Written exercise: Print out each entry below exactly, please.
═══ Provided entries ═══
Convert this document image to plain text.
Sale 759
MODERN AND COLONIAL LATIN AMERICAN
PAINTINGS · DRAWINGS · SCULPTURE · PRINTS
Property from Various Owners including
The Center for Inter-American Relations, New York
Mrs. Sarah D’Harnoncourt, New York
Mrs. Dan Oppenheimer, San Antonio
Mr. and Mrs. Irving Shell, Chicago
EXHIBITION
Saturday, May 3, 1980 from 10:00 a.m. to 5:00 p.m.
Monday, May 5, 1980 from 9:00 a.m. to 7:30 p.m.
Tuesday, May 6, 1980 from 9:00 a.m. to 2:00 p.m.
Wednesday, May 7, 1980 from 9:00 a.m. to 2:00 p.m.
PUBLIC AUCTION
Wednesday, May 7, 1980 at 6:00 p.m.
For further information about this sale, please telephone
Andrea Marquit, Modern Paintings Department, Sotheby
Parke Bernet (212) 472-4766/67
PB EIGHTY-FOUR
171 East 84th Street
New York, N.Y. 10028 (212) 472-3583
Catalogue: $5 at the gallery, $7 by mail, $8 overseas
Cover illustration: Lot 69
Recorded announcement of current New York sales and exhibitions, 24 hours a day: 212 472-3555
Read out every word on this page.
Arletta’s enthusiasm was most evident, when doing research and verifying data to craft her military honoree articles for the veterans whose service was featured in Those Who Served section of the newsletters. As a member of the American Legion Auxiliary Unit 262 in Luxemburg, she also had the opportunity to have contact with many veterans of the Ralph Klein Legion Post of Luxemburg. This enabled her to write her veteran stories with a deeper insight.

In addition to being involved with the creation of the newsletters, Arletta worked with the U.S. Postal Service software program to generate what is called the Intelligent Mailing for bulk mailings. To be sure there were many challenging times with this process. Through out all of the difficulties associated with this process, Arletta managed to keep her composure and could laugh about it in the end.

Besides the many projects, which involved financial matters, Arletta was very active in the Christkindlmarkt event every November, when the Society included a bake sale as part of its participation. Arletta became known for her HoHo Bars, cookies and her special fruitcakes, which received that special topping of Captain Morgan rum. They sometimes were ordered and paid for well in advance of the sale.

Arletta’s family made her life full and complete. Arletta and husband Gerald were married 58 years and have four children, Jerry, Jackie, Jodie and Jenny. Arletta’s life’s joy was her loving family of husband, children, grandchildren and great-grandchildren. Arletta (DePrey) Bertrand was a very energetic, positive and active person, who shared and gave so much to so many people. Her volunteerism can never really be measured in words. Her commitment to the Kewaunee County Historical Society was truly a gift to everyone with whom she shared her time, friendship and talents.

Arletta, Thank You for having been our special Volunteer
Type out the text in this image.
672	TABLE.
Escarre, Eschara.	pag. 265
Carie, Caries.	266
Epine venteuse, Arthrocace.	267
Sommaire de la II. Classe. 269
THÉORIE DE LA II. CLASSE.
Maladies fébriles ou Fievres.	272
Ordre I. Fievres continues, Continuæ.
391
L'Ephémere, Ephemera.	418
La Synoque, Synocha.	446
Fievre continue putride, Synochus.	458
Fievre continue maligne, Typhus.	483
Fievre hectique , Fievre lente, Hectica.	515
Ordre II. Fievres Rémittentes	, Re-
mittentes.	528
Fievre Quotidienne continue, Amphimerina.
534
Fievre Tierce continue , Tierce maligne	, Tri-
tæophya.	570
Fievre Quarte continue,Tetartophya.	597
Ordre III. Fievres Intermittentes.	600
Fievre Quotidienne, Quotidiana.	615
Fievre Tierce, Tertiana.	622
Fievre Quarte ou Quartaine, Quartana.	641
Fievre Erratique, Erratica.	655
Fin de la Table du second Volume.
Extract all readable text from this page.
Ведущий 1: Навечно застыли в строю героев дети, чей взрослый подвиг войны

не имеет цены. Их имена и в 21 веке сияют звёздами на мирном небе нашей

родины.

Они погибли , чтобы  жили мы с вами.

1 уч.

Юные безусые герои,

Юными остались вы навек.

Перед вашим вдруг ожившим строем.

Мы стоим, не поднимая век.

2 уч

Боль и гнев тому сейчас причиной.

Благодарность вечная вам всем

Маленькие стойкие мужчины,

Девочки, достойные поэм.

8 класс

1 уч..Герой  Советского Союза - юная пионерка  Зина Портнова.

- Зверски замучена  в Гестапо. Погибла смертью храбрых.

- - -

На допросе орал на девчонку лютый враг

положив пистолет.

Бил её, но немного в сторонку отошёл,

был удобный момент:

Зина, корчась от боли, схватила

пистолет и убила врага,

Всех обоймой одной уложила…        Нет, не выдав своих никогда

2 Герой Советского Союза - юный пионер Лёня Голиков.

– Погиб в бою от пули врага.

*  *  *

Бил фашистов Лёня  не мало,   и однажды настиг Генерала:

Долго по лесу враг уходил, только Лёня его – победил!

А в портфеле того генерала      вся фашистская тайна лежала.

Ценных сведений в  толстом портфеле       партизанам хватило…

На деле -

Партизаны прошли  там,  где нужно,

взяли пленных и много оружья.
═══
Result:
Convert this document image to plain text.
Sale 759
MODERN AND COLONIAL LATIN AMERICAN
PAINTINGS · DRAWINGS · SCULPTURE · PRINTS
Property from Various Owners including
The Center for Inter-American Relations, New York
Mrs. Sarah D’Harnoncourt, New York
Mrs. Dan Oppenheimer, San Antonio
Mr. and Mrs. Irving Shell, Chicago
EXHIBITION
Saturday, May 3, 1980 from 10:00 a.m. to 5:00 p.m.
Monday, May 5, 1980 from 9:00 a.m. to 7:30 p.m.
Tuesday, May 6, 1980 from 9:00 a.m. to 2:00 p.m.
Wednesday, May 7, 1980 from 9:00 a.m. to 2:00 p.m.
PUBLIC AUCTION
Wednesday, May 7, 1980 at 6:00 p.m.
For further information about this sale, please telephone
Andrea Marquit, Modern Paintings Department, Sotheby
Parke Bernet (212) 472-4766/67
PB EIGHTY-FOUR
171 East 84th Street
New York, N.Y. 10028 (212) 472-3583
Catalogue: $5 at the gallery, $7 by mail, $8 overseas
Cover illustration: Lot 69
Recorded announcement of current New York sales and exhibitions, 24 hours a day: 212 472-3555
Read out every word on this page.
Arletta’s enthusiasm was most evident, when doing research and verifying data to craft her military honoree articles for the veterans whose service was featured in Those Who Served section of the newsletters. As a member of the American Legion Auxiliary Unit 262 in Luxemburg, she also had the opportunity to have contact with many veterans of the Ralph Klein Legion Post of Luxemburg. This enabled her to write her veteran stories with a deeper insight.

In addition to being involved with the creation of the newsletters, Arletta worked with the U.S. Postal Service software program to generate what is called the Intelligent Mailing for bulk mailings. To be sure there were many challenging times with this process. Through out all of the difficulties associated with this process, Arletta managed to keep her composure and could laugh about it in the end.

Besides the many projects, which involved financial matters, Arletta was very active in the Christkindlmarkt event every November, when the Society included a bake sale as part of its participation. Arletta became known for her HoHo Bars, cookies and her special fruitcakes, which received that special topping of Captain Morgan rum. They sometimes were ordered and paid for well in advance of the sale.

Arletta’s family made her life full and complete. Arletta and husband Gerald were married 58 years and have four children, Jerry, Jackie, Jodie and Jenny. Arletta’s life’s joy was her loving family of husband, children, grandchildren and great-grandchildren. Arletta (DePrey) Bertrand was a very energetic, positive and active person, who shared and gave so much to so many people. Her volunteerism can never really be measured in words. Her commitment to the Kewaunee County Historical Society was truly a gift to everyone with whom she shared her time, friendship and talents.

Arletta, Thank You for having been our special Volunteer
Type out the text in this image.
672	TABLE.
Escarre, Eschara.	pag. 265
Carie, Caries.	266
Epine venteuse, Arthrocace.	267
Sommaire de la II. Classe. 269
THÉORIE DE LA II. CLASSE.
Maladies fébriles ou Fievres.	272
Ordre I. Fievres continues, Continuæ.
391
L'Ephémere, Ephemera.	418
La Synoque, Synocha.	446
Fievre continue putride, Synochus.	458
Fievre continue maligne, Typhus.	483
Fievre hectique , Fievre lente, Hectica.	515
Ordre II. Fievres Rémittentes	, Re-
mittentes.	528
Fievre Quotidienne continue, Amphimerina.
534
Fievre Tierce continue , Tierce maligne	, Tri-
tæophya.	570
Fievre Quarte continue,Tetartophya.	597
Ordre III. Fievres Intermittentes.	600
Fievre Quotidienne, Quotidiana.	615
Fievre Tierce, Tertiana.	622
Fievre Quarte ou Quartaine, Quartana.	641
Fievre Erratique, Erratica.	655
Fin de la Table du second Volume.
Extract all readable text from this page.
Ведущий 1: Навечно застыли в строю героев дети, чей взрослый подвиг войны

не имеет цены. Их имена и в 21 веке сияют звёздами на мирном небе нашей

родины.

Они погибли , чтобы  жили мы с вами.

1 уч.

Юные безусые герои,

Юными остались вы навек.

Перед вашим вдруг ожившим строем.

Мы стоим, не поднимая век.

2 уч

Боль и гнев тому сейчас причиной.

Благодарность вечная вам всем

Маленькие стойкие мужчины,

Девочки, достойные поэм.

8 класс

1 уч..Герой  Советского Союза - юная пионерка  Зина Портнова.

- Зверски замучена  в Гестапо. Погибла смертью храбрых.

- - -

На допросе орал на девчонку лютый враг

положив пистолет.

Бил её, но немного в сторонку отошёл,

был удобный момент:

Зина, корчась от боли, схватила

пистолет и убила врага,

Всех обоймой одной уложила…        Нет, не выдав своих никогда

2 Герой Советского Союза - юный пионер Лёня Голиков.

– Погиб в бою от пули врага.

*  *  *

Бил фашистов Лёня  не мало,   и однажды настиг Генерала:

Долго по лесу враг уходил, только Лёня его – победил!

А в портфеле того генерала      вся фашистская тайна лежала.

Ценных сведений в  толстом портфеле       партизанам хватило…

На деле -

Партизаны прошли  там,  где нужно,

взяли пленных и много оружья.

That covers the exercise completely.